* Begin Material shown *
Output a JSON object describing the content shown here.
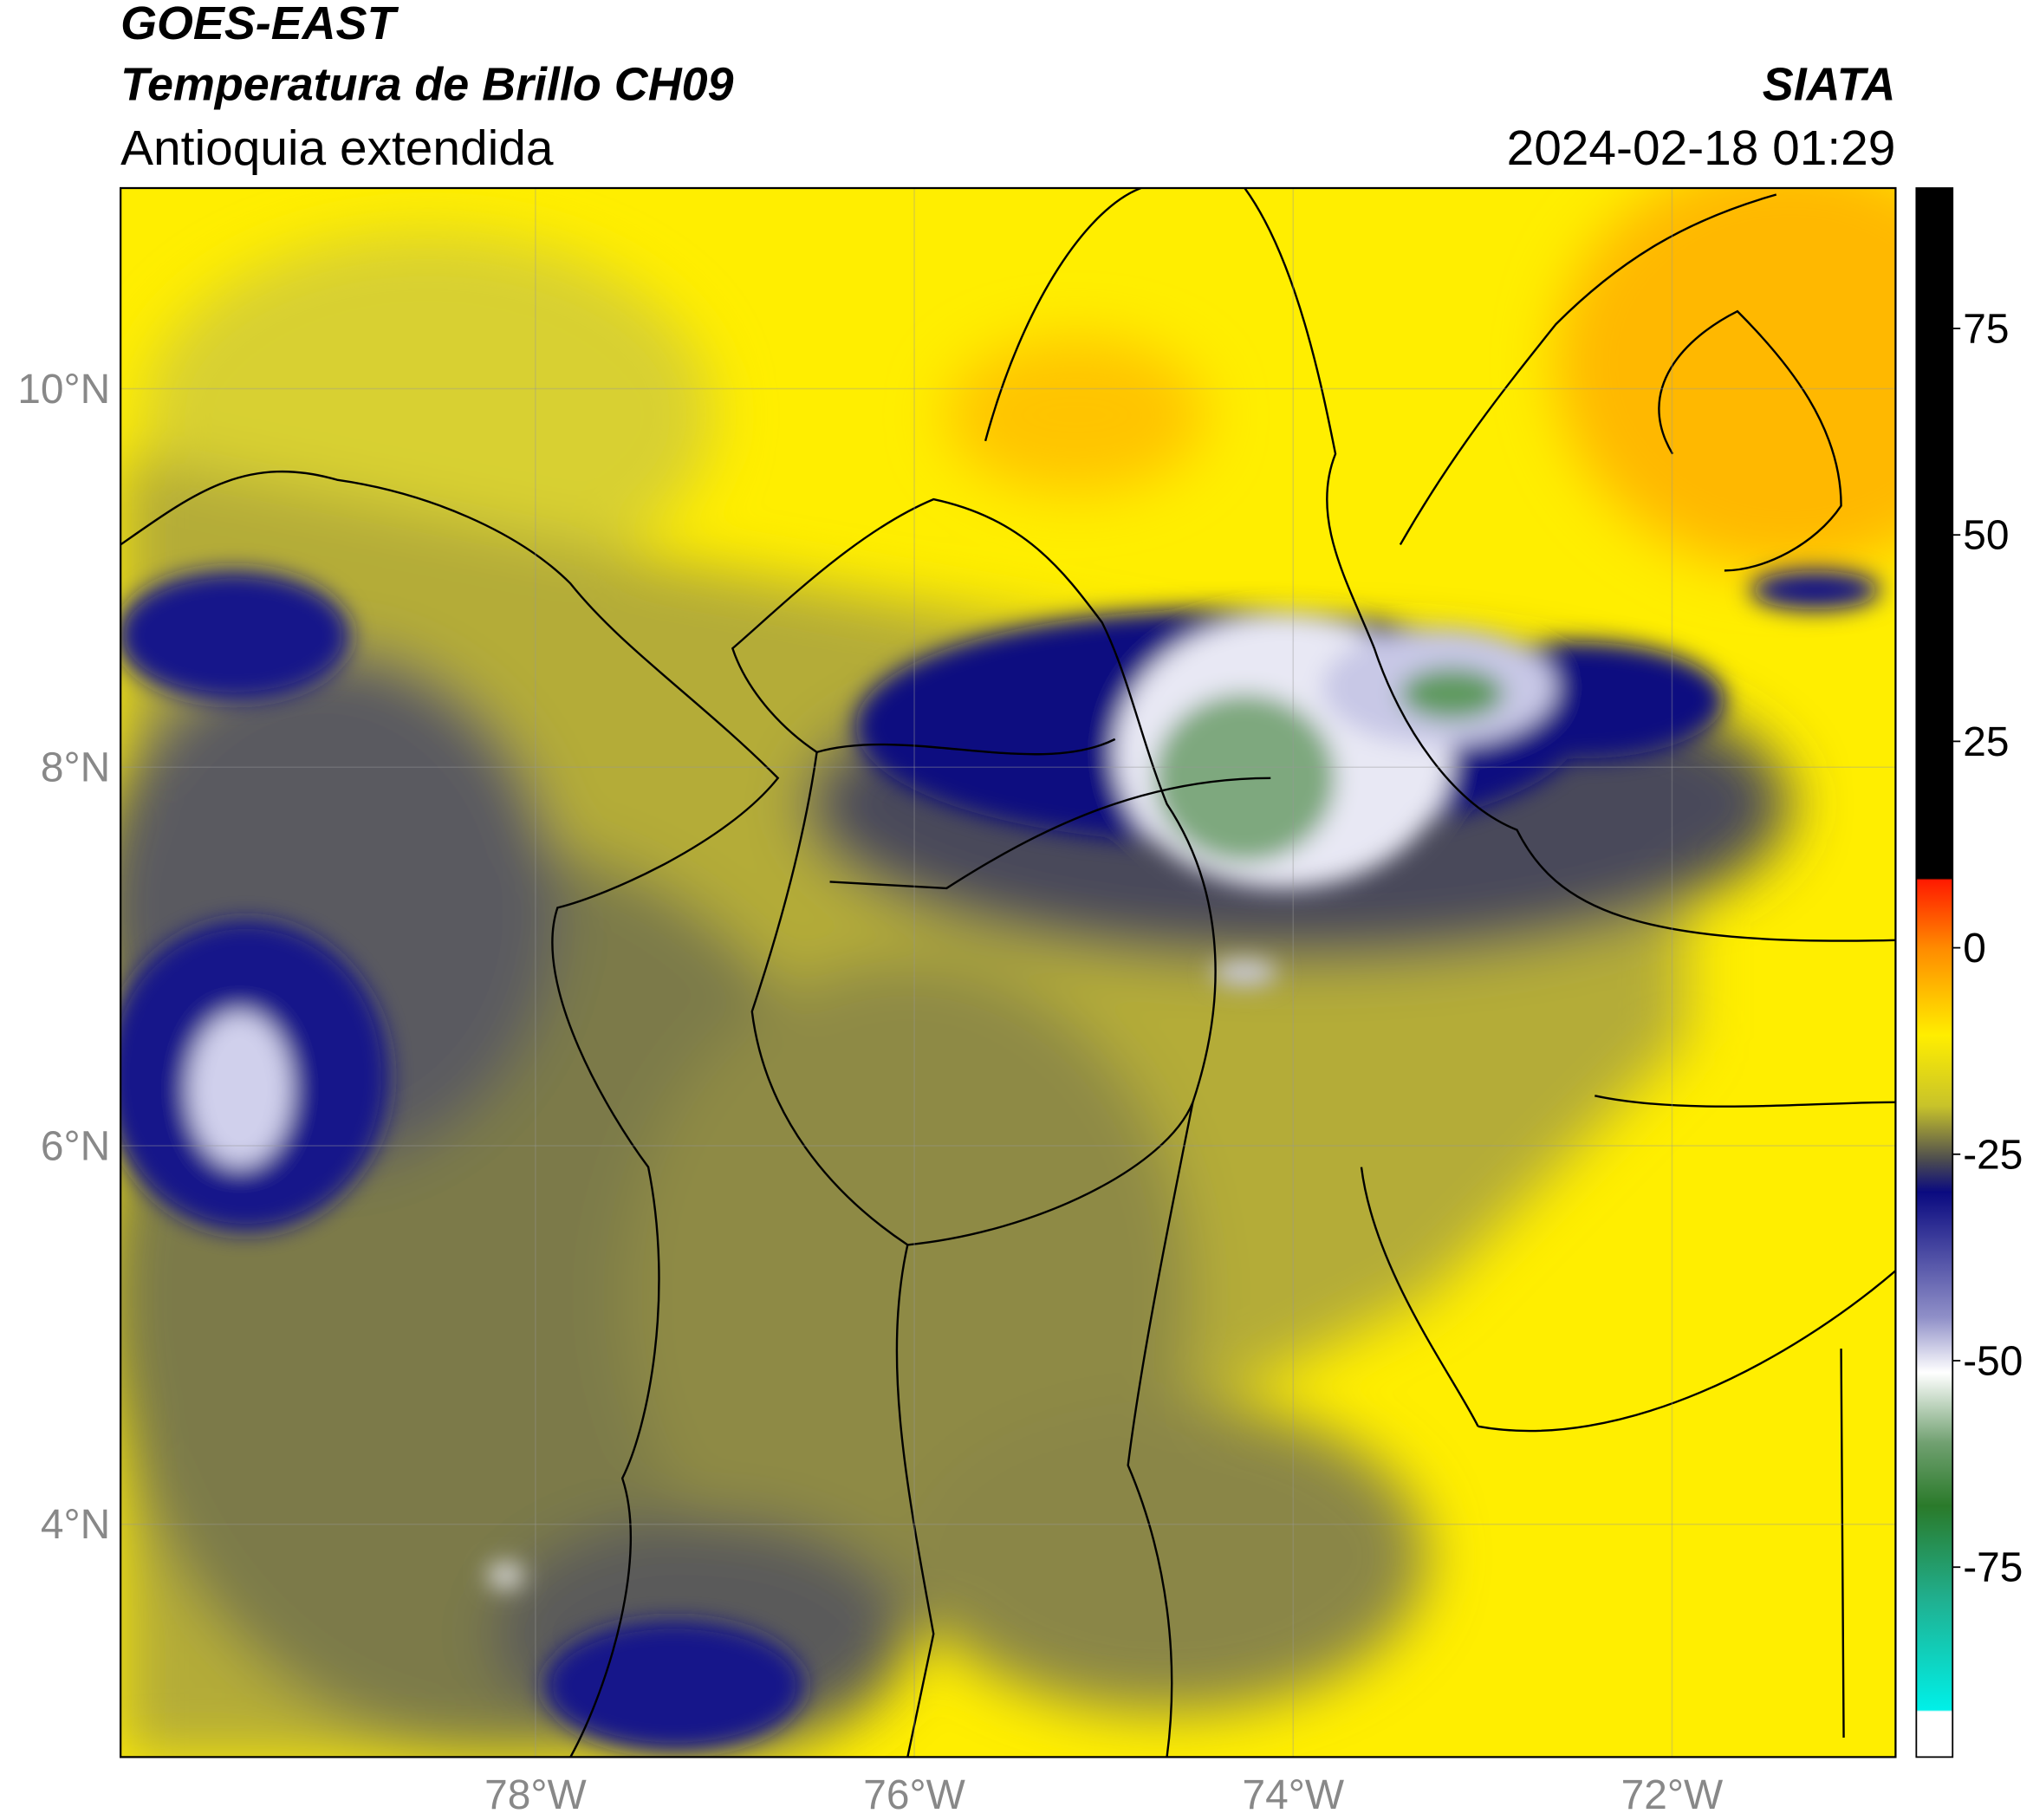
{
  "header": {
    "title": "GOES-EAST",
    "subtitle": "Temperatura de Brillo CH09",
    "region": "Antioquia extendida",
    "source": "SIATA",
    "datetime": "2024-02-18 01:29"
  },
  "map": {
    "xlim": [
      -80.19,
      -70.82
    ],
    "ylim": [
      2.77,
      11.06
    ],
    "xticks": [
      {
        "value": -78,
        "label": "78°W"
      },
      {
        "value": -76,
        "label": "76°W"
      },
      {
        "value": -74,
        "label": "74°W"
      },
      {
        "value": -72,
        "label": "72°W"
      }
    ],
    "yticks": [
      {
        "value": 4,
        "label": "4°N"
      },
      {
        "value": 6,
        "label": "6°N"
      },
      {
        "value": 8,
        "label": "8°N"
      },
      {
        "value": 10,
        "label": "10°N"
      }
    ],
    "grid": true
  },
  "colorbar": {
    "clim": [
      -98,
      92
    ],
    "ticks": [
      -75,
      -50,
      -25,
      0,
      25,
      50,
      75
    ]
  }
}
* End Material shown *
■ Given exercise:
All entries must be written out again exactly as given, with no pictures in the copy.

■ Output of the task:
Output a JSON object describing the content shown here.
{
  "header": {
    "title": "GOES-EAST",
    "subtitle": "Temperatura de Brillo CH09",
    "region": "Antioquia extendida",
    "source": "SIATA",
    "datetime": "2024-02-18 01:29"
  },
  "map": {
    "xlim": [
      -80.19,
      -70.82
    ],
    "ylim": [
      2.77,
      11.06
    ],
    "xticks": [
      {
        "value": -78,
        "label": "78°W"
      },
      {
        "value": -76,
        "label": "76°W"
      },
      {
        "value": -74,
        "label": "74°W"
      },
      {
        "value": -72,
        "label": "72°W"
      }
    ],
    "yticks": [
      {
        "value": 4,
        "label": "4°N"
      },
      {
        "value": 6,
        "label": "6°N"
      },
      {
        "value": 8,
        "label": "8°N"
      },
      {
        "value": 10,
        "label": "10°N"
      }
    ],
    "grid": true
  },
  "colorbar": {
    "clim": [
      -98,
      92
    ],
    "ticks": [
      -75,
      -50,
      -25,
      0,
      25,
      50,
      75
    ]
  }
}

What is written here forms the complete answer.